Copy the entries below with every "Localize" switched to "Detect" and nothing else altered. Leave the pictures out of your copy.

◆ GIVEN RECORDS ◆
━━━━━━━━

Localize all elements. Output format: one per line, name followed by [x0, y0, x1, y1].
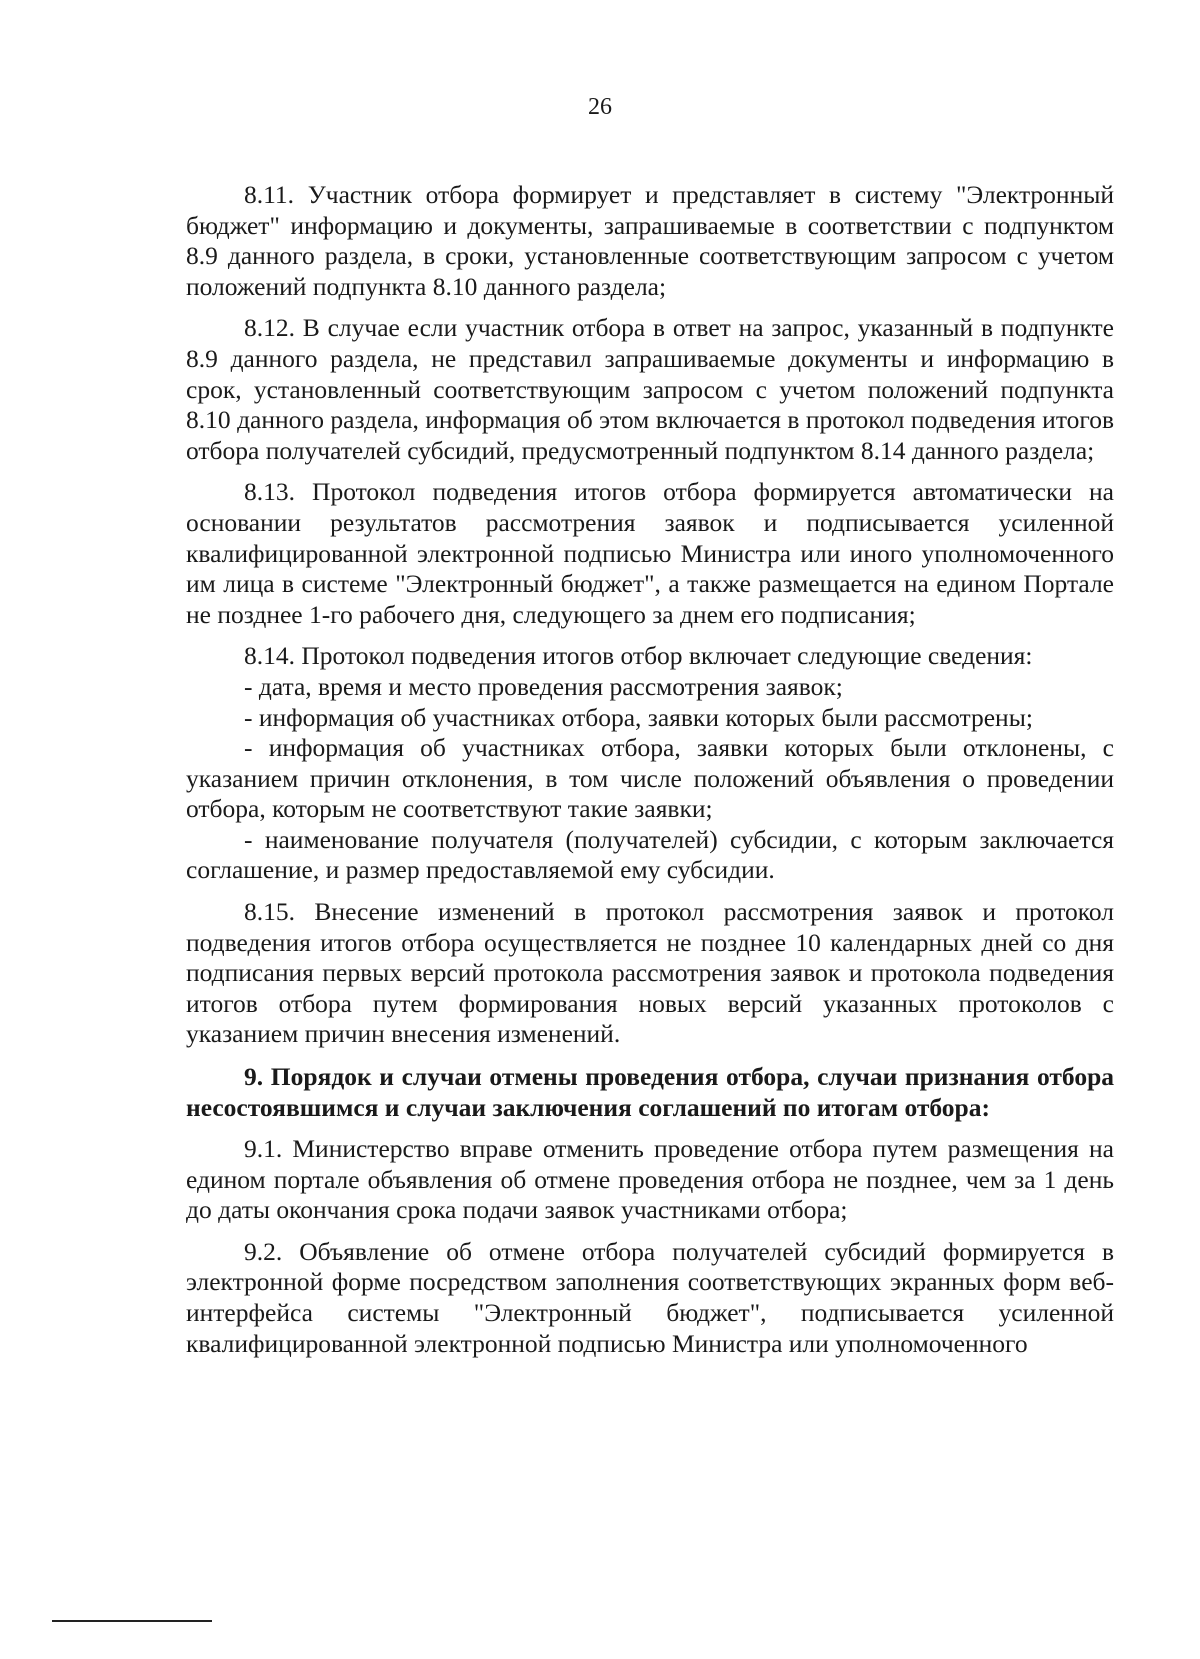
footnote-separator [52, 1620, 212, 1622]
list-item: - информация об участниках отбора, заявки которых были рассмотрены; [244, 702, 1033, 732]
paragraph-9-1: 9.1. Министерство вправе отменить проведение отбора путем размещения на едином портале объявления об отмене проведения отбора не позднее, чем за 1 день до даты окончания срока подачи заявок участниками отбора; [186, 1134, 1114, 1225]
list-item: - наименование получателя (получателей) субсидии, с которым заключается соглашение, и размер предоставляемой ему субсидии. [186, 824, 1114, 885]
paragraph-9-2: 9.2. Объявление об отмене отбора получателей субсидий формируется в электронной форме посредством заполнения соответствующих экранных форм веб-интерфейса системы "Электронный бюджет", подписывается усиленной квалифицированной электронной подписью Министра или уполномоченного [186, 1236, 1114, 1358]
list-item: - дата, время и место проведения рассмотрения заявок; [244, 671, 843, 701]
paragraph-8-14: 8.14. Протокол подведения итогов отбор включает следующие сведения: [244, 641, 1033, 671]
list-item: - информация об участниках отбора, заявки которых были отклонены, с указанием причин отклонения, в том числе положений объявления о проведении отбора, которым не соответствуют такие заявки; [186, 733, 1114, 824]
paragraph-8-12: 8.12. В случае если участник отбора в ответ на запрос, указанный в подпункте 8.9 данного раздела, не представил запрашиваемые документы и информацию в срок, установленный соответствующим запросом с учетом положений подпункта 8.10 данного раздела, информация об этом включается в протокол подведения итогов отбора получателей субсидий, предусмотренный подпунктом 8.14 данного раздела; [186, 313, 1114, 465]
paragraph-8-11: 8.11. Участник отбора формирует и представляет в систему "Электронный бюджет" информацию и документы, запрашиваемые в соответствии с подпунктом 8.9 данного раздела, в сроки, установленные соответствующим запросом с учетом положений подпункта 8.10 данного раздела; [186, 180, 1114, 301]
page-number: 26 [588, 94, 612, 120]
document-body [186, 180, 1114, 1370]
paragraph-8-15: 8.15. Внесение изменений в протокол рассмотрения заявок и протокол подведения итогов отбора осуществляется не позднее 10 календарных дней со дня подписания первых версий протокола рассмотрения заявок и протокола подведения итогов отбора путем формирования новых версий указанных протоколов с указанием причин внесения изменений. [186, 897, 1114, 1049]
section-heading: 9. Порядок и случаи отмены проведения отбора, случаи признания отбора несостоявшимся и случаи заключения соглашений по итогам отбора: [186, 1062, 1114, 1123]
paragraph-8-13: 8.13. Протокол подведения итогов отбора формируется автоматически на основании результатов рассмотрения заявок и подписывается усиленной квалифицированной электронной подписью Министра или иного уполномоченного им лица в системе "Электронный бюджет", а также размещается на едином Портале не позднее 1-го рабочего дня, следующего за днем его подписания; [186, 477, 1114, 629]
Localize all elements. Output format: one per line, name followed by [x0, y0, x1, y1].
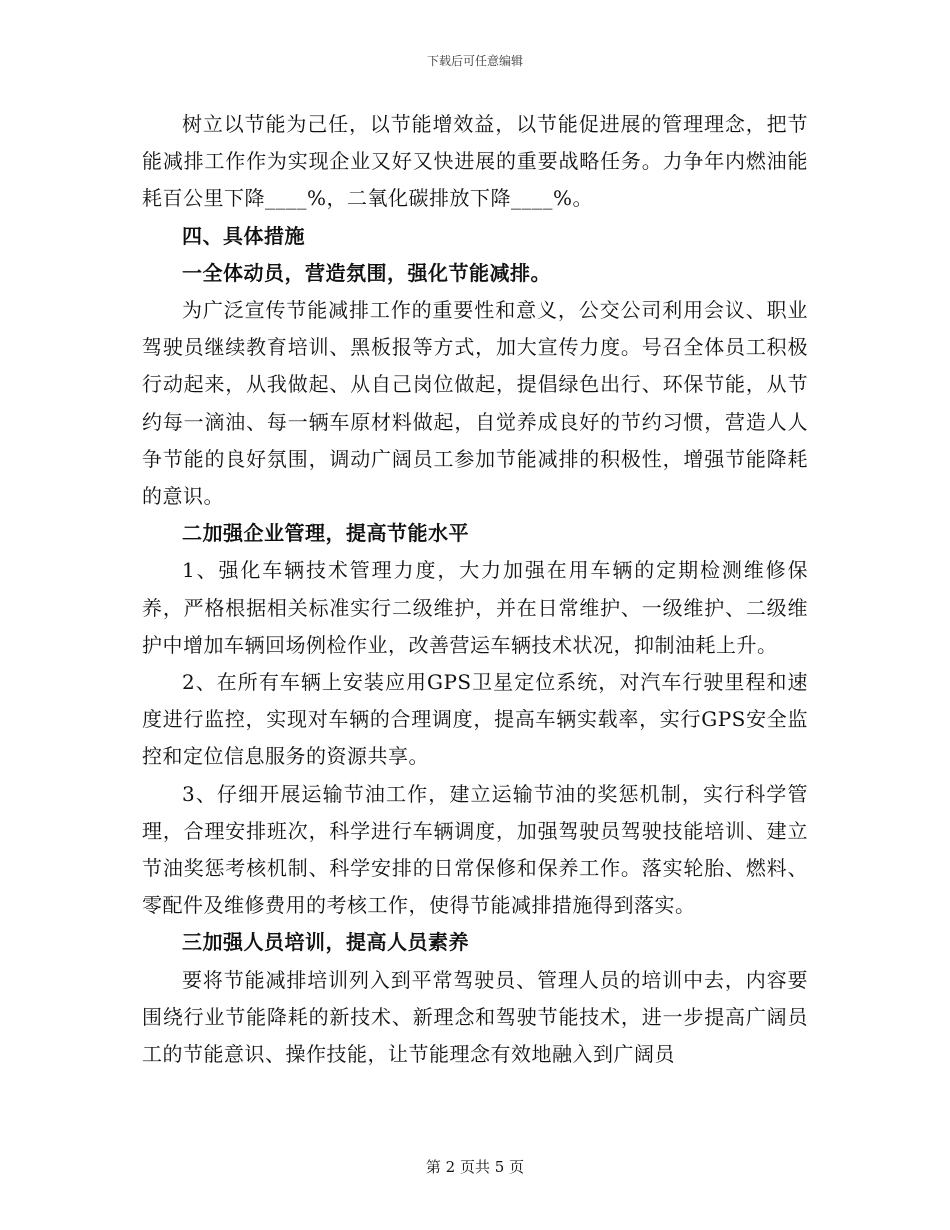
document-body — [142, 106, 808, 1073]
paragraph-vehicle-maintenance: 1、强化车辆技术管理力度，大力加强在用车辆的定期检测维修保养，严格根据相关标准实行二级维护，并在日常维护、一级维护、二级维护中增加车辆回场例检作业，改善营运车辆技术状况，抑制油耗上升。 — [142, 558, 808, 657]
page-header: 下载后可任意编辑 — [426, 54, 523, 68]
paragraph-publicity: 为广泛宣传节能减排工作的重要性和意义，公交公司利用会议、职业驾驶员继续教育培训、黑板报等方式，加大宣传力度。号召全体员工积极行动起来，从我做起、从自己岗位做起，提倡绿色出行、环保节能，从节约每一滴油、每一辆车原材料做起，自觉养成良好的节约习惯，营造人人争节能的良好氛围，调动广阔员工参加节能减排的积极性，增强节能降耗的意识。 — [142, 298, 808, 509]
paragraph-training: 要将节能减排培训列入到平常驾驶员、管理人员的培训中去，内容要围绕行业节能降耗的新技术、新理念和驾驶节能技术，进一步提高广阔员工的节能意识、操作技能，让节能理念有效地融入到广阔员 — [142, 967, 808, 1067]
subheading-mobilization: 一全体动员，营造氛围，强化节能减排。 — [182, 260, 551, 285]
paragraph-fuel-saving: 3、仔细开展运输节油工作，建立运输节油的奖惩机制，实行科学管理，合理安排班次，科学进行车辆调度，加强驾驶员驾驶技能培训、建立节油奖惩考核机制、科学安排的日常保修和保养工作。落实轮胎、燃料、零配件及维修费用的考核工作，使得节能减排措施得到落实。 — [142, 781, 808, 918]
section-heading-measures: 四、具体措施 — [182, 223, 305, 248]
page-footer: 第 2 页共 5 页 — [425, 1158, 525, 1176]
subheading-training: 三加强人员培训，提高人员素养 — [182, 930, 469, 955]
paragraph-gps: 2、在所有车辆上安装应用GPS卫星定位系统，对汽车行驶里程和速度进行监控，实现对车辆的合理调度，提高车辆实载率，实行GPS安全监控和定位信息服务的资源共享。 — [142, 670, 808, 769]
subheading-management: 二加强企业管理，提高节能水平 — [182, 521, 469, 546]
paragraph-goal: 树立以节能为己任，以节能增效益，以节能促进展的管理理念，把节能减排工作作为实现企业又好又快进展的重要战略任务。力争年内燃油能耗百公里下降____%，二氧化碳排放下降____%。 — [142, 112, 808, 211]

━━━━━━━━

◆ RESULT ◆
Detect all elements. Output format: one per line, name followed by [x0, y0, x1, y1].
footnote-separator [52, 1620, 212, 1622]
list-item: - информация об участниках отбора, заявки которых были рассмотрены; [244, 702, 1033, 732]
paragraph-9-1: 9.1. Министерство вправе отменить проведение отбора путем размещения на едином портале объявления об отмене проведения отбора не позднее, чем за 1 день до даты окончания срока подачи заявок участниками отбора; [186, 1134, 1114, 1225]
list-item: - наименование получателя (получателей) субсидии, с которым заключается соглашение, и размер предоставляемой ему субсидии. [186, 824, 1114, 885]
paragraph-9-2: 9.2. Объявление об отмене отбора получателей субсидий формируется в электронной форме посредством заполнения соответствующих экранных форм веб-интерфейса системы "Электронный бюджет", подписывается усиленной квалифицированной электронной подписью Министра или уполномоченного [186, 1236, 1114, 1358]
list-item: - дата, время и место проведения рассмотрения заявок; [244, 671, 843, 701]
paragraph-8-14: 8.14. Протокол подведения итогов отбор включает следующие сведения: [244, 641, 1033, 671]
list-item: - информация об участниках отбора, заявки которых были отклонены, с указанием причин отклонения, в том числе положений объявления о проведении отбора, которым не соответствуют такие заявки; [186, 733, 1114, 824]
paragraph-8-12: 8.12. В случае если участник отбора в ответ на запрос, указанный в подпункте 8.9 данного раздела, не представил запрашиваемые документы и информацию в срок, установленный соответствующим запросом с учетом положений подпункта 8.10 данного раздела, информация об этом включается в протокол подведения итогов отбора получателей субсидий, предусмотренный подпунктом 8.14 данного раздела; [186, 313, 1114, 465]
paragraph-8-11: 8.11. Участник отбора формирует и представляет в систему "Электронный бюджет" информацию и документы, запрашиваемые в соответствии с подпунктом 8.9 данного раздела, в сроки, установленные соответствующим запросом с учетом положений подпункта 8.10 данного раздела; [186, 180, 1114, 301]
page-number: 26 [588, 94, 612, 120]
document-body [186, 180, 1114, 1370]
paragraph-8-15: 8.15. Внесение изменений в протокол рассмотрения заявок и протокол подведения итогов отбора осуществляется не позднее 10 календарных дней со дня подписания первых версий протокола рассмотрения заявок и протокола подведения итогов отбора путем формирования новых версий указанных протоколов с указанием причин внесения изменений. [186, 897, 1114, 1049]
section-heading: 9. Порядок и случаи отмены проведения отбора, случаи признания отбора несостоявшимся и случаи заключения соглашений по итогам отбора: [186, 1062, 1114, 1123]
paragraph-8-13: 8.13. Протокол подведения итогов отбора формируется автоматически на основании результатов рассмотрения заявок и подписывается усиленной квалифицированной электронной подписью Министра или иного уполномоченного им лица в системе "Электронный бюджет", а также размещается на едином Портале не позднее 1-го рабочего дня, следующего за днем его подписания; [186, 477, 1114, 629]
Detect all elements. Output format: one per line, name followed by [x0, y0, x1, y1].
document-body — [142, 106, 808, 1073]
paragraph-vehicle-maintenance: 1、强化车辆技术管理力度，大力加强在用车辆的定期检测维修保养，严格根据相关标准实行二级维护，并在日常维护、一级维护、二级维护中增加车辆回场例检作业，改善营运车辆技术状况，抑制油耗上升。 — [142, 558, 808, 657]
page-header: 下载后可任意编辑 — [426, 54, 523, 68]
paragraph-publicity: 为广泛宣传节能减排工作的重要性和意义，公交公司利用会议、职业驾驶员继续教育培训、黑板报等方式，加大宣传力度。号召全体员工积极行动起来，从我做起、从自己岗位做起，提倡绿色出行、环保节能，从节约每一滴油、每一辆车原材料做起，自觉养成良好的节约习惯，营造人人争节能的良好氛围，调动广阔员工参加节能减排的积极性，增强节能降耗的意识。 — [142, 298, 808, 509]
paragraph-training: 要将节能减排培训列入到平常驾驶员、管理人员的培训中去，内容要围绕行业节能降耗的新技术、新理念和驾驶节能技术，进一步提高广阔员工的节能意识、操作技能，让节能理念有效地融入到广阔员 — [142, 967, 808, 1067]
subheading-mobilization: 一全体动员，营造氛围，强化节能减排。 — [182, 260, 551, 285]
paragraph-fuel-saving: 3、仔细开展运输节油工作，建立运输节油的奖惩机制，实行科学管理，合理安排班次，科学进行车辆调度，加强驾驶员驾驶技能培训、建立节油奖惩考核机制、科学安排的日常保修和保养工作。落实轮胎、燃料、零配件及维修费用的考核工作，使得节能减排措施得到落实。 — [142, 781, 808, 918]
section-heading-measures: 四、具体措施 — [182, 223, 305, 248]
page-footer: 第 2 页共 5 页 — [425, 1158, 525, 1176]
subheading-training: 三加强人员培训，提高人员素养 — [182, 930, 469, 955]
paragraph-gps: 2、在所有车辆上安装应用GPS卫星定位系统，对汽车行驶里程和速度进行监控，实现对车辆的合理调度，提高车辆实载率，实行GPS安全监控和定位信息服务的资源共享。 — [142, 670, 808, 769]
subheading-management: 二加强企业管理，提高节能水平 — [182, 521, 469, 546]
paragraph-goal: 树立以节能为己任，以节能增效益，以节能促进展的管理理念，把节能减排工作作为实现企业又好又快进展的重要战略任务。力争年内燃油能耗百公里下降____%，二氧化碳排放下降____%。 — [142, 112, 808, 211]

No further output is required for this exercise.